▶ _TASK TO CARRY OUT_
Without the pictures, give the entries below again exactly as written.

Saved entries
***

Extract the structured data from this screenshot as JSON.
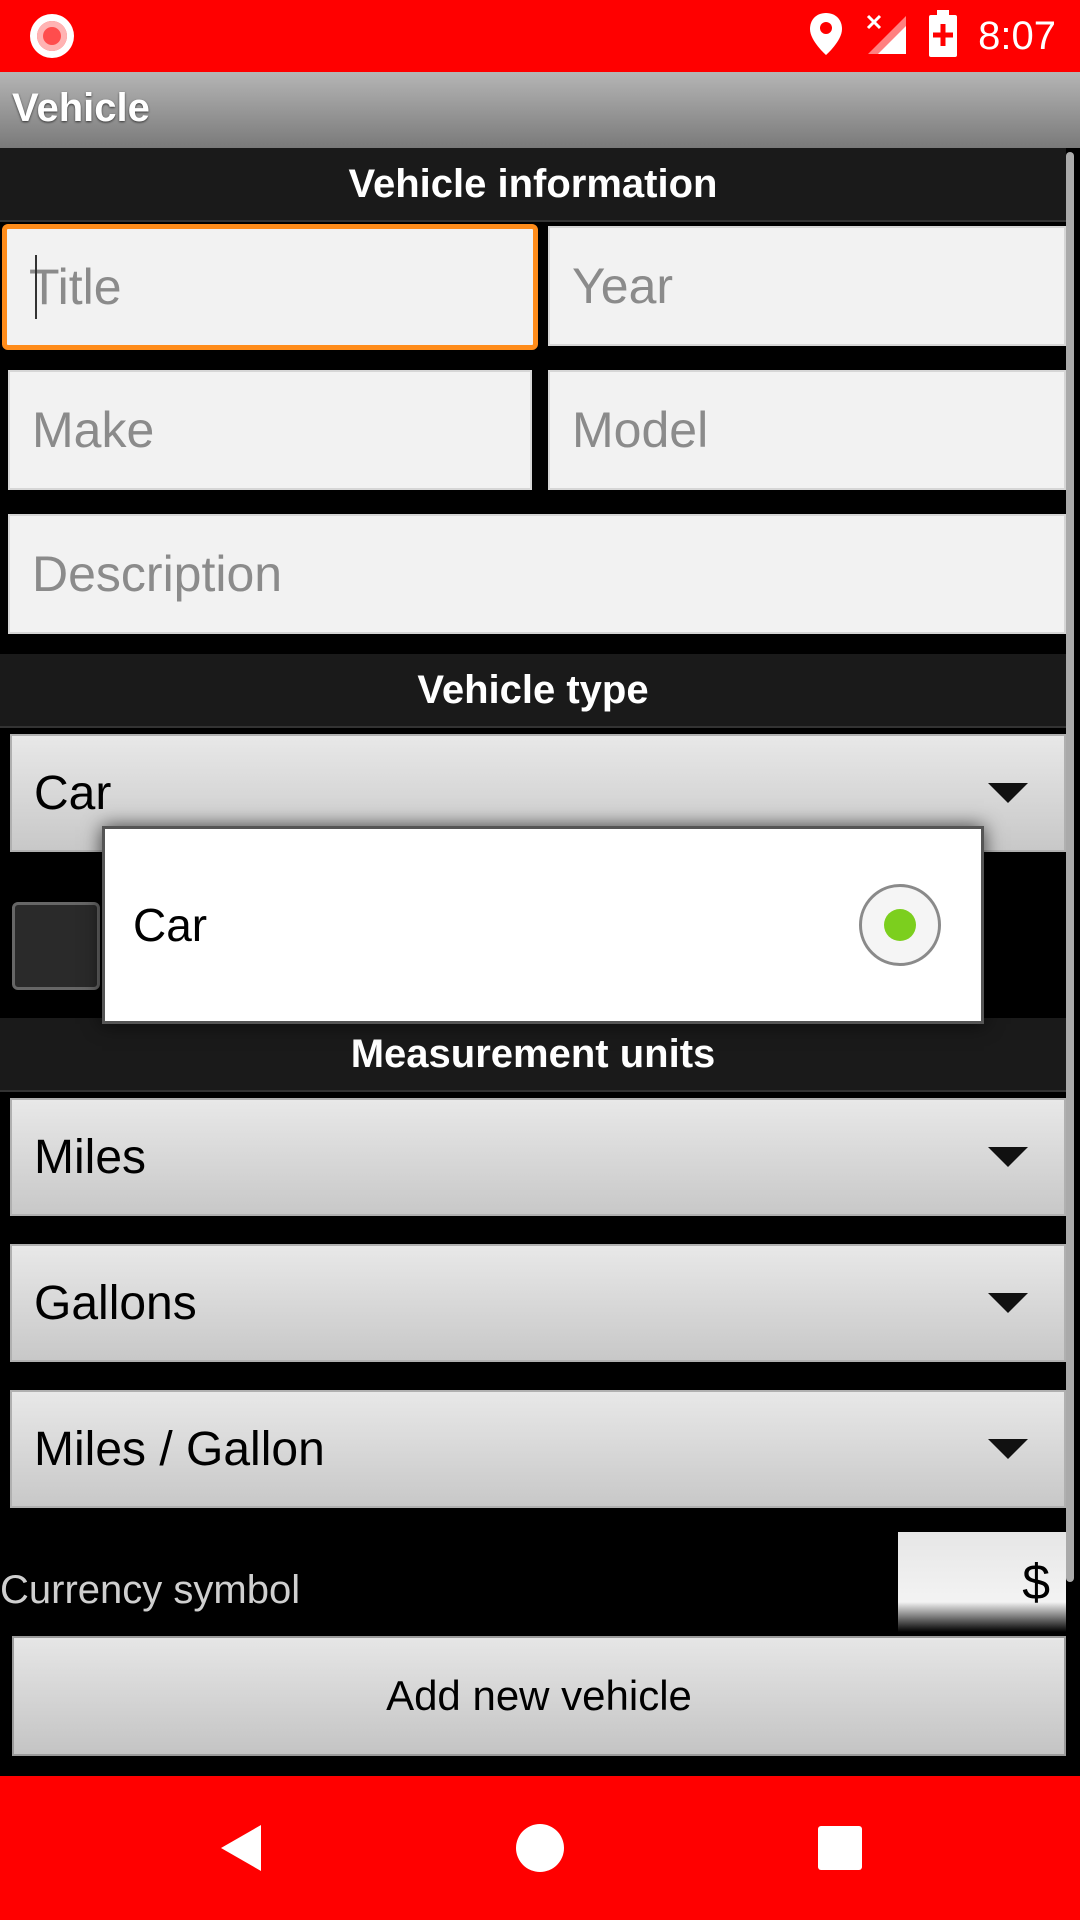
{
  "status_bar": {
    "time": "8:07",
    "icons": [
      "screen-record-icon",
      "location-icon",
      "signal-icon",
      "battery-icon"
    ],
    "color": "#ff0000"
  },
  "app_bar": {
    "title": "Vehicle"
  },
  "sections": {
    "info": "Vehicle information",
    "type": "Vehicle type",
    "units": "Measurement units"
  },
  "fields": {
    "title_placeholder": "Title",
    "year_placeholder": "Year",
    "make_placeholder": "Make",
    "model_placeholder": "Model",
    "description_placeholder": "Description"
  },
  "vehicle_type": {
    "selected": "Car"
  },
  "dropdown": {
    "options": [
      {
        "label": "Car",
        "selected": true
      }
    ]
  },
  "units": {
    "distance": "Miles",
    "volume": "Gallons",
    "economy": "Miles / Gallon"
  },
  "currency": {
    "label": "Currency symbol",
    "value": "$"
  },
  "actions": {
    "add_vehicle": "Add new vehicle"
  },
  "nav": {
    "icons": [
      "back-icon",
      "home-icon",
      "recents-icon"
    ]
  },
  "colors": {
    "accent_focus": "#ff8c1a",
    "radio_selected": "#7ccf1e",
    "system_bars": "#ff0000"
  }
}
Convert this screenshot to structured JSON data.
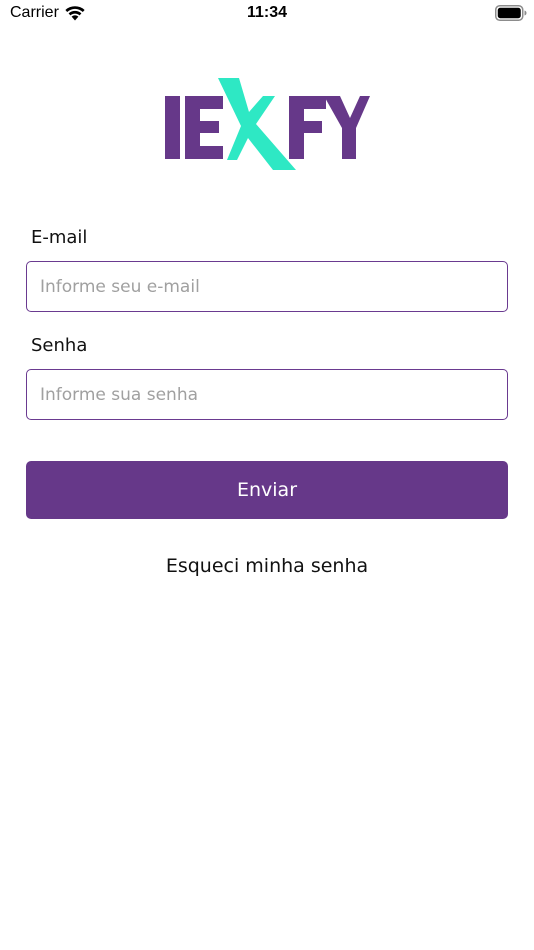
{
  "status_bar": {
    "carrier": "Carrier",
    "time": "11:34",
    "wifi_icon": "wifi-icon",
    "battery_icon": "battery-full-icon"
  },
  "logo": {
    "text": "IEXFY",
    "colors": {
      "primary": "#663889",
      "accent": "#2ee8c4"
    }
  },
  "form": {
    "email": {
      "label": "E-mail",
      "placeholder": "Informe seu e-mail",
      "value": ""
    },
    "password": {
      "label": "Senha",
      "placeholder": "Informe sua senha",
      "value": ""
    },
    "submit_label": "Enviar",
    "forgot_password_label": "Esqueci minha senha"
  },
  "theme": {
    "primary": "#663889",
    "input_border": "#6a3a90",
    "placeholder": "#a0a0a0",
    "background": "#ffffff"
  }
}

***

▶ _THE RESULT_
Extract the structured data from this screenshot as JSON.
{
  "status_bar": {
    "time": "8:07",
    "icons": [
      "screen-record-icon",
      "location-icon",
      "signal-icon",
      "battery-icon"
    ],
    "color": "#ff0000"
  },
  "app_bar": {
    "title": "Vehicle"
  },
  "sections": {
    "info": "Vehicle information",
    "type": "Vehicle type",
    "units": "Measurement units"
  },
  "fields": {
    "title_placeholder": "Title",
    "year_placeholder": "Year",
    "make_placeholder": "Make",
    "model_placeholder": "Model",
    "description_placeholder": "Description"
  },
  "vehicle_type": {
    "selected": "Car"
  },
  "dropdown": {
    "options": [
      {
        "label": "Car",
        "selected": true
      }
    ]
  },
  "units": {
    "distance": "Miles",
    "volume": "Gallons",
    "economy": "Miles / Gallon"
  },
  "currency": {
    "label": "Currency symbol",
    "value": "$"
  },
  "actions": {
    "add_vehicle": "Add new vehicle"
  },
  "nav": {
    "icons": [
      "back-icon",
      "home-icon",
      "recents-icon"
    ]
  },
  "colors": {
    "accent_focus": "#ff8c1a",
    "radio_selected": "#7ccf1e",
    "system_bars": "#ff0000"
  }
}
Convert this screenshot to structured JSON data.
{
  "status_bar": {
    "carrier": "Carrier",
    "time": "11:34",
    "wifi_icon": "wifi-icon",
    "battery_icon": "battery-full-icon"
  },
  "logo": {
    "text": "IEXFY",
    "colors": {
      "primary": "#663889",
      "accent": "#2ee8c4"
    }
  },
  "form": {
    "email": {
      "label": "E-mail",
      "placeholder": "Informe seu e-mail",
      "value": ""
    },
    "password": {
      "label": "Senha",
      "placeholder": "Informe sua senha",
      "value": ""
    },
    "submit_label": "Enviar",
    "forgot_password_label": "Esqueci minha senha"
  },
  "theme": {
    "primary": "#663889",
    "input_border": "#6a3a90",
    "placeholder": "#a0a0a0",
    "background": "#ffffff"
  }
}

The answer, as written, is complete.